Data items
=======

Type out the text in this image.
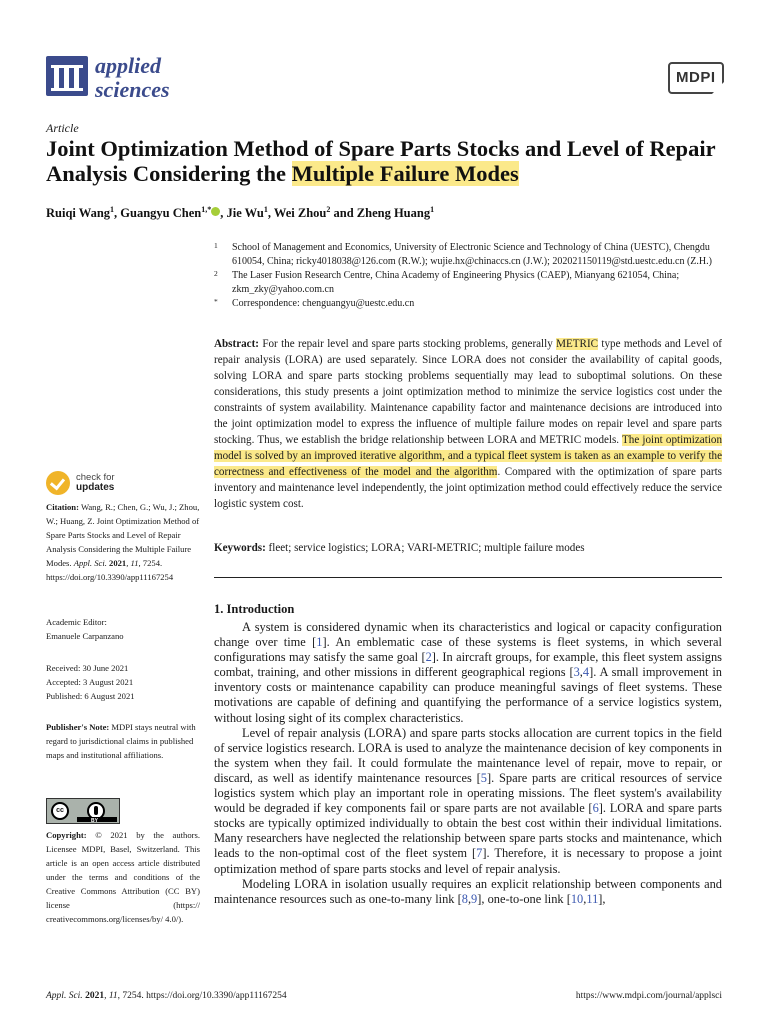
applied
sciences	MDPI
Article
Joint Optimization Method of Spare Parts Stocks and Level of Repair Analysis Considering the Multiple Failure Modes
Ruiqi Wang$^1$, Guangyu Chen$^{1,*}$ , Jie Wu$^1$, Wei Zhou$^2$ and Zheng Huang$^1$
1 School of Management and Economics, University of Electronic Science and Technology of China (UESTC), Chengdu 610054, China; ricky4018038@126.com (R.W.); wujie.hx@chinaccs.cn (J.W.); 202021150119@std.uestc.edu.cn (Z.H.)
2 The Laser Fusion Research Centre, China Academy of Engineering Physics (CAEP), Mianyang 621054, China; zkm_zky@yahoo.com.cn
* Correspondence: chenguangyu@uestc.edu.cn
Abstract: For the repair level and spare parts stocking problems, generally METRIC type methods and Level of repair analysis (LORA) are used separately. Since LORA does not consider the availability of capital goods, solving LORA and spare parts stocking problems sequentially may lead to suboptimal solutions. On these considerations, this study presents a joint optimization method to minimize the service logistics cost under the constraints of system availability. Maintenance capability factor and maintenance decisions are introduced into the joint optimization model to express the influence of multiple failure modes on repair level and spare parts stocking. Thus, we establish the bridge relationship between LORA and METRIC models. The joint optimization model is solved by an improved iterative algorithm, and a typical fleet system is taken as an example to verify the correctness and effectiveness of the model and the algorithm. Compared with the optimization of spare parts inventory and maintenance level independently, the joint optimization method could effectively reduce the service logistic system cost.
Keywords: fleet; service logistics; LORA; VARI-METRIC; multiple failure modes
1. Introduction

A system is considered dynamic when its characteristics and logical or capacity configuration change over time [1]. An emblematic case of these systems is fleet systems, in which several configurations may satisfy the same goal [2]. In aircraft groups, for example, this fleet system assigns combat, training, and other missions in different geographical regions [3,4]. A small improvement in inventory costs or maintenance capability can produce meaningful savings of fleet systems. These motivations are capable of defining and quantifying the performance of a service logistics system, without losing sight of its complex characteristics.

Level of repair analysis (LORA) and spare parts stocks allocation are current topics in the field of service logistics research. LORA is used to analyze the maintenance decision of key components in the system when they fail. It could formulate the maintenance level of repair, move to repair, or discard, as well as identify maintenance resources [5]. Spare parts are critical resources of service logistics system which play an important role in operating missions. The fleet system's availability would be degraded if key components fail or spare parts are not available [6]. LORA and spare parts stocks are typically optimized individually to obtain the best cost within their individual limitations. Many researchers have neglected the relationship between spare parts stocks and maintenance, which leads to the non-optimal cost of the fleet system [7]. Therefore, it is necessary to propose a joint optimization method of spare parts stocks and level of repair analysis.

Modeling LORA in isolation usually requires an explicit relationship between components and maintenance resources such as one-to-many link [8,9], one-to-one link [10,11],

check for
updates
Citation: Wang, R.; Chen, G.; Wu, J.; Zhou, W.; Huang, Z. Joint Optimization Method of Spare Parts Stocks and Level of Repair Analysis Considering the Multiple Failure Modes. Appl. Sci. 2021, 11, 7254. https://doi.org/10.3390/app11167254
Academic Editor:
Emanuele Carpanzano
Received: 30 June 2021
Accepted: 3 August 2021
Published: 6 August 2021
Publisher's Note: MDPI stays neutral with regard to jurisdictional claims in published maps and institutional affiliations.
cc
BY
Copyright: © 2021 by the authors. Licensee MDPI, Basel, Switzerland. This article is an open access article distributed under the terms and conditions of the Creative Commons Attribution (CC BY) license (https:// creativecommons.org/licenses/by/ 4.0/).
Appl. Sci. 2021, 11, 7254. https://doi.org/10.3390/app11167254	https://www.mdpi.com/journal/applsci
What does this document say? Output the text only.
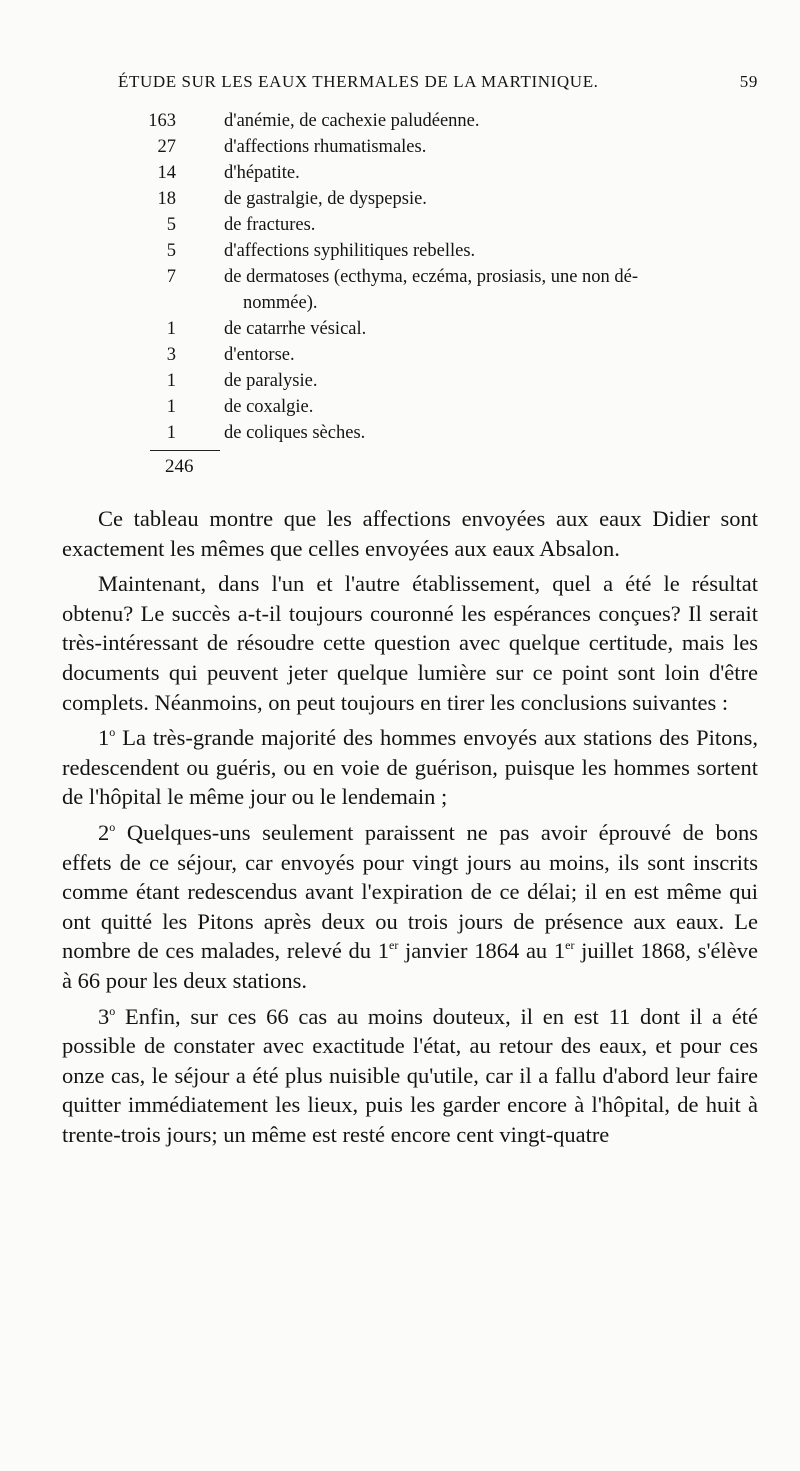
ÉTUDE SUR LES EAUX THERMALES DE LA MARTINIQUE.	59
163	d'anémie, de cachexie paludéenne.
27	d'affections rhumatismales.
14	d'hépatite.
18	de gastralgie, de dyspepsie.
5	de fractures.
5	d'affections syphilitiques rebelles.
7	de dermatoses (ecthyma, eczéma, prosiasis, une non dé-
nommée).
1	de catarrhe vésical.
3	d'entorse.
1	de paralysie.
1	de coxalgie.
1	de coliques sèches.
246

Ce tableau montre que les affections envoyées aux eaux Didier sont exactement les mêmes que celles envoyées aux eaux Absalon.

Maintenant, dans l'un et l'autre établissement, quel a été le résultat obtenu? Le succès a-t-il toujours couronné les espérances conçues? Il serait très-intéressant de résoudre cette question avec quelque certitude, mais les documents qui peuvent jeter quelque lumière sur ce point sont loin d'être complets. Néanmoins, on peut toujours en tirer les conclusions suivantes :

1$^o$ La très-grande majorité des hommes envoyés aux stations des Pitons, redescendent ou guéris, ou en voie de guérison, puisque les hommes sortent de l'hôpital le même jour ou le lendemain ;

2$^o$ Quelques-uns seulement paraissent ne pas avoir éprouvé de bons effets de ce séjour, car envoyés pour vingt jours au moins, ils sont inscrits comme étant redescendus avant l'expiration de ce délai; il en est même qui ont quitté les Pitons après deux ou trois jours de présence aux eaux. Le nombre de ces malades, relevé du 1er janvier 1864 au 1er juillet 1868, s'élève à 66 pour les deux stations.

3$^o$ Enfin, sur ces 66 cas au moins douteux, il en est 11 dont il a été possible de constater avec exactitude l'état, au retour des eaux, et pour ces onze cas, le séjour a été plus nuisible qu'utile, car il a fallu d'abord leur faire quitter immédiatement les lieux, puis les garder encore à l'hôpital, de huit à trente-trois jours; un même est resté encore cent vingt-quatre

=======

Stated problem
Write out the material above again, word for word, minus its pictures.

Task answer
Type out the text in this image.
applied
sciences	MDPI
Article
Joint Optimization Method of Spare Parts Stocks and Level of Repair Analysis Considering the Multiple Failure Modes
Ruiqi Wang$^1$, Guangyu Chen$^{1,*}$ , Jie Wu$^1$, Wei Zhou$^2$ and Zheng Huang$^1$
1 School of Management and Economics, University of Electronic Science and Technology of China (UESTC), Chengdu 610054, China; ricky4018038@126.com (R.W.); wujie.hx@chinaccs.cn (J.W.); 202021150119@std.uestc.edu.cn (Z.H.)
2 The Laser Fusion Research Centre, China Academy of Engineering Physics (CAEP), Mianyang 621054, China; zkm_zky@yahoo.com.cn
* Correspondence: chenguangyu@uestc.edu.cn
Abstract: For the repair level and spare parts stocking problems, generally METRIC type methods and Level of repair analysis (LORA) are used separately. Since LORA does not consider the availability of capital goods, solving LORA and spare parts stocking problems sequentially may lead to suboptimal solutions. On these considerations, this study presents a joint optimization method to minimize the service logistics cost under the constraints of system availability. Maintenance capability factor and maintenance decisions are introduced into the joint optimization model to express the influence of multiple failure modes on repair level and spare parts stocking. Thus, we establish the bridge relationship between LORA and METRIC models. The joint optimization model is solved by an improved iterative algorithm, and a typical fleet system is taken as an example to verify the correctness and effectiveness of the model and the algorithm. Compared with the optimization of spare parts inventory and maintenance level independently, the joint optimization method could effectively reduce the service logistic system cost.
Keywords: fleet; service logistics; LORA; VARI-METRIC; multiple failure modes
1. Introduction

A system is considered dynamic when its characteristics and logical or capacity configuration change over time [1]. An emblematic case of these systems is fleet systems, in which several configurations may satisfy the same goal [2]. In aircraft groups, for example, this fleet system assigns combat, training, and other missions in different geographical regions [3,4]. A small improvement in inventory costs or maintenance capability can produce meaningful savings of fleet systems. These motivations are capable of defining and quantifying the performance of a service logistics system, without losing sight of its complex characteristics.

Level of repair analysis (LORA) and spare parts stocks allocation are current topics in the field of service logistics research. LORA is used to analyze the maintenance decision of key components in the system when they fail. It could formulate the maintenance level of repair, move to repair, or discard, as well as identify maintenance resources [5]. Spare parts are critical resources of service logistics system which play an important role in operating missions. The fleet system's availability would be degraded if key components fail or spare parts are not available [6]. LORA and spare parts stocks are typically optimized individually to obtain the best cost within their individual limitations. Many researchers have neglected the relationship between spare parts stocks and maintenance, which leads to the non-optimal cost of the fleet system [7]. Therefore, it is necessary to propose a joint optimization method of spare parts stocks and level of repair analysis.

Modeling LORA in isolation usually requires an explicit relationship between components and maintenance resources such as one-to-many link [8,9], one-to-one link [10,11],

check for
updates
Citation: Wang, R.; Chen, G.; Wu, J.; Zhou, W.; Huang, Z. Joint Optimization Method of Spare Parts Stocks and Level of Repair Analysis Considering the Multiple Failure Modes. Appl. Sci. 2021, 11, 7254. https://doi.org/10.3390/app11167254
Academic Editor:
Emanuele Carpanzano
Received: 30 June 2021
Accepted: 3 August 2021
Published: 6 August 2021
Publisher's Note: MDPI stays neutral with regard to jurisdictional claims in published maps and institutional affiliations.
cc
BY
Copyright: © 2021 by the authors. Licensee MDPI, Basel, Switzerland. This article is an open access article distributed under the terms and conditions of the Creative Commons Attribution (CC BY) license (https:// creativecommons.org/licenses/by/ 4.0/).
Appl. Sci. 2021, 11, 7254. https://doi.org/10.3390/app11167254	https://www.mdpi.com/journal/applsci
What does this document say? Output the text only.
ÉTUDE SUR LES EAUX THERMALES DE LA MARTINIQUE.	59
163	d'anémie, de cachexie paludéenne.
27	d'affections rhumatismales.
14	d'hépatite.
18	de gastralgie, de dyspepsie.
5	de fractures.
5	d'affections syphilitiques rebelles.
7	de dermatoses (ecthyma, eczéma, prosiasis, une non dé-
nommée).
1	de catarrhe vésical.
3	d'entorse.
1	de paralysie.
1	de coxalgie.
1	de coliques sèches.
246

Ce tableau montre que les affections envoyées aux eaux Didier sont exactement les mêmes que celles envoyées aux eaux Absalon.

Maintenant, dans l'un et l'autre établissement, quel a été le résultat obtenu? Le succès a-t-il toujours couronné les espérances conçues? Il serait très-intéressant de résoudre cette question avec quelque certitude, mais les documents qui peuvent jeter quelque lumière sur ce point sont loin d'être complets. Néanmoins, on peut toujours en tirer les conclusions suivantes :

1$^o$ La très-grande majorité des hommes envoyés aux stations des Pitons, redescendent ou guéris, ou en voie de guérison, puisque les hommes sortent de l'hôpital le même jour ou le lendemain ;

2$^o$ Quelques-uns seulement paraissent ne pas avoir éprouvé de bons effets de ce séjour, car envoyés pour vingt jours au moins, ils sont inscrits comme étant redescendus avant l'expiration de ce délai; il en est même qui ont quitté les Pitons après deux ou trois jours de présence aux eaux. Le nombre de ces malades, relevé du 1er janvier 1864 au 1er juillet 1868, s'élève à 66 pour les deux stations.

3$^o$ Enfin, sur ces 66 cas au moins douteux, il en est 11 dont il a été possible de constater avec exactitude l'état, au retour des eaux, et pour ces onze cas, le séjour a été plus nuisible qu'utile, car il a fallu d'abord leur faire quitter immédiatement les lieux, puis les garder encore à l'hôpital, de huit à trente-trois jours; un même est resté encore cent vingt-quatre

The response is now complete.